Extracted data entries:
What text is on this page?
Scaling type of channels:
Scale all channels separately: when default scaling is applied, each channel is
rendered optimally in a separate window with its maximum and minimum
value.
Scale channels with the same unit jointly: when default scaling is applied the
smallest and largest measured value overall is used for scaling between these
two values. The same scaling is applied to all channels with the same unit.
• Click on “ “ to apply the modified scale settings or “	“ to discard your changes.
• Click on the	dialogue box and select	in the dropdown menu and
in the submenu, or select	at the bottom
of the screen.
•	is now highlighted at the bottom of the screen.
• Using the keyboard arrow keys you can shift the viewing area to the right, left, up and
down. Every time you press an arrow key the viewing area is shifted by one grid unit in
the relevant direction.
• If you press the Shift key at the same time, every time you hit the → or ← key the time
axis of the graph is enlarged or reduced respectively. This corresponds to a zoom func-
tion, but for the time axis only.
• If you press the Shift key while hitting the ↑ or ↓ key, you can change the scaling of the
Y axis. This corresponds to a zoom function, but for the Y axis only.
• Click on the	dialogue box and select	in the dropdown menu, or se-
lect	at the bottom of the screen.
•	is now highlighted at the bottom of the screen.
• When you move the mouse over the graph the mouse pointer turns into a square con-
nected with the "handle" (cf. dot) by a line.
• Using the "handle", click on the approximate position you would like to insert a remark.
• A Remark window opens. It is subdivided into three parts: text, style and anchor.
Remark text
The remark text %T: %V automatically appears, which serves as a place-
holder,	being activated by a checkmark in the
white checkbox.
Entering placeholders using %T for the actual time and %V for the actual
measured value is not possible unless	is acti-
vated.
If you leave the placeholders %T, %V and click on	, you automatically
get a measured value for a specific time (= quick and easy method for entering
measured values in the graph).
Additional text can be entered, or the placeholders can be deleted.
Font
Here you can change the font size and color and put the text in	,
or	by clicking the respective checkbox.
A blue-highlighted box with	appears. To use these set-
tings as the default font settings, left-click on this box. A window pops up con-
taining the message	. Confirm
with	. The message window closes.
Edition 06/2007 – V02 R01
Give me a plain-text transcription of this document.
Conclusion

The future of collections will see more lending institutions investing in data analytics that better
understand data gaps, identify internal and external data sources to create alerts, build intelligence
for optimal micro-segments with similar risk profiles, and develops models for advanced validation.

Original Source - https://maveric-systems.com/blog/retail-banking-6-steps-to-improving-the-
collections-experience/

Set task: Above are the records; retype them all without a single difference.

Answer to this problem:
What text is on this page?
Scaling type of channels:
Scale all channels separately: when default scaling is applied, each channel is
rendered optimally in a separate window with its maximum and minimum
value.
Scale channels with the same unit jointly: when default scaling is applied the
smallest and largest measured value overall is used for scaling between these
two values. The same scaling is applied to all channels with the same unit.
• Click on “ “ to apply the modified scale settings or “	“ to discard your changes.
• Click on the	dialogue box and select	in the dropdown menu and
in the submenu, or select	at the bottom
of the screen.
•	is now highlighted at the bottom of the screen.
• Using the keyboard arrow keys you can shift the viewing area to the right, left, up and
down. Every time you press an arrow key the viewing area is shifted by one grid unit in
the relevant direction.
• If you press the Shift key at the same time, every time you hit the → or ← key the time
axis of the graph is enlarged or reduced respectively. This corresponds to a zoom func-
tion, but for the time axis only.
• If you press the Shift key while hitting the ↑ or ↓ key, you can change the scaling of the
Y axis. This corresponds to a zoom function, but for the Y axis only.
• Click on the	dialogue box and select	in the dropdown menu, or se-
lect	at the bottom of the screen.
•	is now highlighted at the bottom of the screen.
• When you move the mouse over the graph the mouse pointer turns into a square con-
nected with the "handle" (cf. dot) by a line.
• Using the "handle", click on the approximate position you would like to insert a remark.
• A Remark window opens. It is subdivided into three parts: text, style and anchor.
Remark text
The remark text %T: %V automatically appears, which serves as a place-
holder,	being activated by a checkmark in the
white checkbox.
Entering placeholders using %T for the actual time and %V for the actual
measured value is not possible unless	is acti-
vated.
If you leave the placeholders %T, %V and click on	, you automatically
get a measured value for a specific time (= quick and easy method for entering
measured values in the graph).
Additional text can be entered, or the placeholders can be deleted.
Font
Here you can change the font size and color and put the text in	,
or	by clicking the respective checkbox.
A blue-highlighted box with	appears. To use these set-
tings as the default font settings, left-click on this box. A window pops up con-
taining the message	. Confirm
with	. The message window closes.
Edition 06/2007 – V02 R01
Give me a plain-text transcription of this document.
Conclusion

The future of collections will see more lending institutions investing in data analytics that better
understand data gaps, identify internal and external data sources to create alerts, build intelligence
for optimal micro-segments with similar risk profiles, and develops models for advanced validation.

Original Source - https://maveric-systems.com/blog/retail-banking-6-steps-to-improving-the-
collections-experience/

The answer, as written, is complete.